§ Dataset extract:
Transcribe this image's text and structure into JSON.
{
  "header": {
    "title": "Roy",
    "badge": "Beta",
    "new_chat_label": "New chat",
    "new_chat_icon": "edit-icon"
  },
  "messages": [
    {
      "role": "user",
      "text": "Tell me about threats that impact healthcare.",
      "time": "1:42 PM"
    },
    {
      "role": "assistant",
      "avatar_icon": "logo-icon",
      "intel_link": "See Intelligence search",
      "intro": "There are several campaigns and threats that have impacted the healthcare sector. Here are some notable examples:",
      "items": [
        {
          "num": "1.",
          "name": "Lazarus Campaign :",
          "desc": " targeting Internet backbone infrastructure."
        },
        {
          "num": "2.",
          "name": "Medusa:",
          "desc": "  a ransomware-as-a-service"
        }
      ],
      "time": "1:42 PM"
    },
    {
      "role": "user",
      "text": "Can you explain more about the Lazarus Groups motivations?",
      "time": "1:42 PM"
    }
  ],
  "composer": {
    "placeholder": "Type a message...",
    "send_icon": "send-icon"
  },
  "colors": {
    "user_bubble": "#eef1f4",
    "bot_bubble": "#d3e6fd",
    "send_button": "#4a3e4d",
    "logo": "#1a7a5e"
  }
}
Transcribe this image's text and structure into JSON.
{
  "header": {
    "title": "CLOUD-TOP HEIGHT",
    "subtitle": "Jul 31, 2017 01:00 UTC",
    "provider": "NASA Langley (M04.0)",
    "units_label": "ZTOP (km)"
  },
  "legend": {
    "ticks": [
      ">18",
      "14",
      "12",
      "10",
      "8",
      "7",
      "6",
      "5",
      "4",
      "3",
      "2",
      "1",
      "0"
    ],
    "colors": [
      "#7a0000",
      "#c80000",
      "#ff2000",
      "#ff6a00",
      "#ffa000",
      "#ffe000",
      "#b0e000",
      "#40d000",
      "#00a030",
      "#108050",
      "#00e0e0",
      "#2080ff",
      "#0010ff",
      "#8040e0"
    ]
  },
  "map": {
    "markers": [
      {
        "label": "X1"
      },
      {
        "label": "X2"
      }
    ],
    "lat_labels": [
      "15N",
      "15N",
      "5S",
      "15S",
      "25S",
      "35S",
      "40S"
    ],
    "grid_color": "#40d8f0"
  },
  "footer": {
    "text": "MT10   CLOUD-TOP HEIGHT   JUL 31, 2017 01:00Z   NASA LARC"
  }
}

§ Request: Identify the lines in the entries above that contain "text", then copy them out.

§ Solution to the exercise:
Transcribe this image's text and structure into JSON.
      "text": "Tell me about threats that impact healthcare.",
      "text": "Can you explain more about the Lazarus Groups motivations?",
Transcribe this image's text and structure into JSON.
    "text": "MT10   CLOUD-TOP HEIGHT   JUL 31, 2017 01:00Z   NASA LARC"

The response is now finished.